- [TASK DETAILS] Find the lines holding the string "pure" in the data, then copy all of them.

- [DATA ROWS]
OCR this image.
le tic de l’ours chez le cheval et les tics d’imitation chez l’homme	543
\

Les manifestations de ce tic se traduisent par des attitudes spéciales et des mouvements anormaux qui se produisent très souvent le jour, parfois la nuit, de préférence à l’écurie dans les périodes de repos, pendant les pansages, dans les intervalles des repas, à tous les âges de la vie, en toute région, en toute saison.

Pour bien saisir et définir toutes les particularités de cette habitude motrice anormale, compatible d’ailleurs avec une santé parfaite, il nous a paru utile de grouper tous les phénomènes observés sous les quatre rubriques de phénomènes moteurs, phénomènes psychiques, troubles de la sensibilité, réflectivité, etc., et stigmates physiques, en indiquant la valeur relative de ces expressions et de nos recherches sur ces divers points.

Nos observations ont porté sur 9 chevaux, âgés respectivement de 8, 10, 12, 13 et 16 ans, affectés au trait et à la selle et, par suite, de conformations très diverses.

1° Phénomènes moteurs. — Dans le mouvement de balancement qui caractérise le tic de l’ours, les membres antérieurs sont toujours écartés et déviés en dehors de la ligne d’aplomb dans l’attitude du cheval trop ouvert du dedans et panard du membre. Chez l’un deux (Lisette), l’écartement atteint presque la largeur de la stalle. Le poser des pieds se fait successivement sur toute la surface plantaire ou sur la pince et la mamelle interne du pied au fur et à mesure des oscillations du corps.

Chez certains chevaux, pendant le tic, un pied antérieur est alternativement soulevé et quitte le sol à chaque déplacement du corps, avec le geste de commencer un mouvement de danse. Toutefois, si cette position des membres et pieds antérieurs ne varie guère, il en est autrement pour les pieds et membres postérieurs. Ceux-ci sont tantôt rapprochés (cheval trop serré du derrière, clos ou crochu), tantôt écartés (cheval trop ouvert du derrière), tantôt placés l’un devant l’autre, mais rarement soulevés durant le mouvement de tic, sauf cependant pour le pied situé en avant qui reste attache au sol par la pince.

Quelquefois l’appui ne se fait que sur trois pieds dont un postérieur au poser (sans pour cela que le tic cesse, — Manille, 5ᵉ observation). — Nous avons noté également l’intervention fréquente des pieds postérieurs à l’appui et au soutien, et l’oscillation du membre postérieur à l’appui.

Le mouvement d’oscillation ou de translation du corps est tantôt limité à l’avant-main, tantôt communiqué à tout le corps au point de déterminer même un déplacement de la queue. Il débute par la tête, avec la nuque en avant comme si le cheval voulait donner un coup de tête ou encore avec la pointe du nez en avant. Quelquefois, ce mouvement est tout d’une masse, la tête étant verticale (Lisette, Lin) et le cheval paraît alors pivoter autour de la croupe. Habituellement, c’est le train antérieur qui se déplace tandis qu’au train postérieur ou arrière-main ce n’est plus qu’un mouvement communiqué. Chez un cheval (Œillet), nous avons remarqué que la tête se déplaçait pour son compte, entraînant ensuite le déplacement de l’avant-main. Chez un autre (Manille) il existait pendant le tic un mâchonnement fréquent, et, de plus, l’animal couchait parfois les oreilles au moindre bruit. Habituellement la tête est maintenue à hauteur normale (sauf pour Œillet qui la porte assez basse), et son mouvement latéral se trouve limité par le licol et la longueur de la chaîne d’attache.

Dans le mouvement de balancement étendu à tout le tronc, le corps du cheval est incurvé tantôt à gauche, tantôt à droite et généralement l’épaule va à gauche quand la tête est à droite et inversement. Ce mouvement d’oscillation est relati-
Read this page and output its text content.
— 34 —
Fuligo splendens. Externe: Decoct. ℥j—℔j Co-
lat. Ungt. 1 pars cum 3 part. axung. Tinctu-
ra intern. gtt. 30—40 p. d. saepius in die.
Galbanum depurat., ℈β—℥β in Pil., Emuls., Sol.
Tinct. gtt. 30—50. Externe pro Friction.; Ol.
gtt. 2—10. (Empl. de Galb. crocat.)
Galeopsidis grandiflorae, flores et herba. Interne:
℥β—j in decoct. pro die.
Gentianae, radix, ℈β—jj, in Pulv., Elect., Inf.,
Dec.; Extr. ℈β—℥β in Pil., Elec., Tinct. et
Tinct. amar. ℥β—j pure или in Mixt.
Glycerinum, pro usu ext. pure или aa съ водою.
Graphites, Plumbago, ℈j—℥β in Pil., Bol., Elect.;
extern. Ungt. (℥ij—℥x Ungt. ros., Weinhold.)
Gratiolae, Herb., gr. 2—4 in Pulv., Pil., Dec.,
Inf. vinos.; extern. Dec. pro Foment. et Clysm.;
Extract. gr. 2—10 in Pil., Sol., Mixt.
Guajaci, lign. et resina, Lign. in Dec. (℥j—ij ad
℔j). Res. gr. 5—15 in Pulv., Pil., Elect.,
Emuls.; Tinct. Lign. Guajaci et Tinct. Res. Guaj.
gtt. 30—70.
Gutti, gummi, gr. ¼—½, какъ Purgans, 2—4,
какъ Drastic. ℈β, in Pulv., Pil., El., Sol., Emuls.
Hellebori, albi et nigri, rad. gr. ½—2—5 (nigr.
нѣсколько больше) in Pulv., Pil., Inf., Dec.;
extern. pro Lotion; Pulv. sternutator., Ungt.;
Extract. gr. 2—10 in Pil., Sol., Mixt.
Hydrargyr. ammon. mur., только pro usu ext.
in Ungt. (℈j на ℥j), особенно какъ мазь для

--

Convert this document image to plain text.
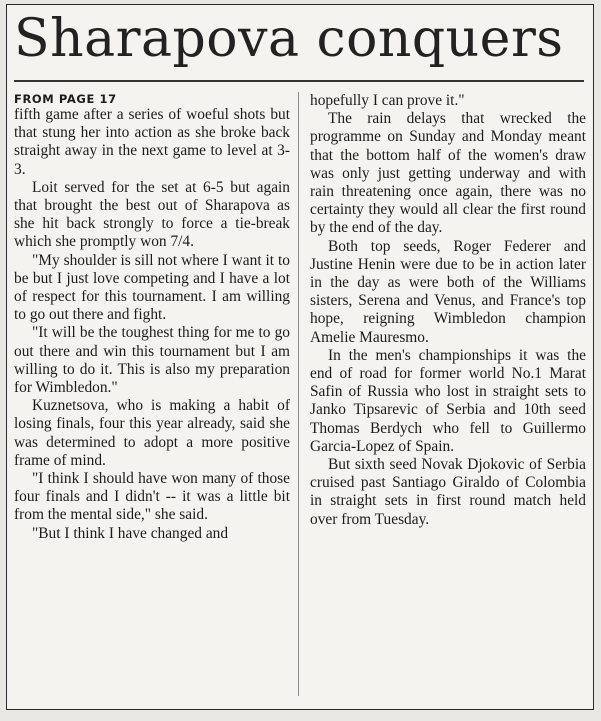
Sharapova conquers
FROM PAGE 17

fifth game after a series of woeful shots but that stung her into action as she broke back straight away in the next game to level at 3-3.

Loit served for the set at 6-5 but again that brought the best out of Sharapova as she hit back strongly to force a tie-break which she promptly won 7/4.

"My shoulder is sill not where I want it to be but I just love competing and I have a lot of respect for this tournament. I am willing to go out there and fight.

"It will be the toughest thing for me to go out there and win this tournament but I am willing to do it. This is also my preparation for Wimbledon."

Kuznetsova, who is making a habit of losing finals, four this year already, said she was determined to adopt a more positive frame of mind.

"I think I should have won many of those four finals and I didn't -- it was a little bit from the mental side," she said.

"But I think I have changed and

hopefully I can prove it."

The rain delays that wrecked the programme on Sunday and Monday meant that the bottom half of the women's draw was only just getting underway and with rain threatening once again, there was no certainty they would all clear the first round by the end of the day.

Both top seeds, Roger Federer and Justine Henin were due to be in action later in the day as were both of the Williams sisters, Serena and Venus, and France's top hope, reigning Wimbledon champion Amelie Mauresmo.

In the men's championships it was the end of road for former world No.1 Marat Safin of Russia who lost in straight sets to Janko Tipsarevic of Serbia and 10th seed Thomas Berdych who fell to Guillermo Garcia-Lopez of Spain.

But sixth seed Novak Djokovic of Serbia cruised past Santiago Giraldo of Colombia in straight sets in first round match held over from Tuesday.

- [WORKED SOLUTION]
Tinct. amar. ℥β—j pure или in Mixt.
Glycerinum, pro usu ext. pure или aa съ водою.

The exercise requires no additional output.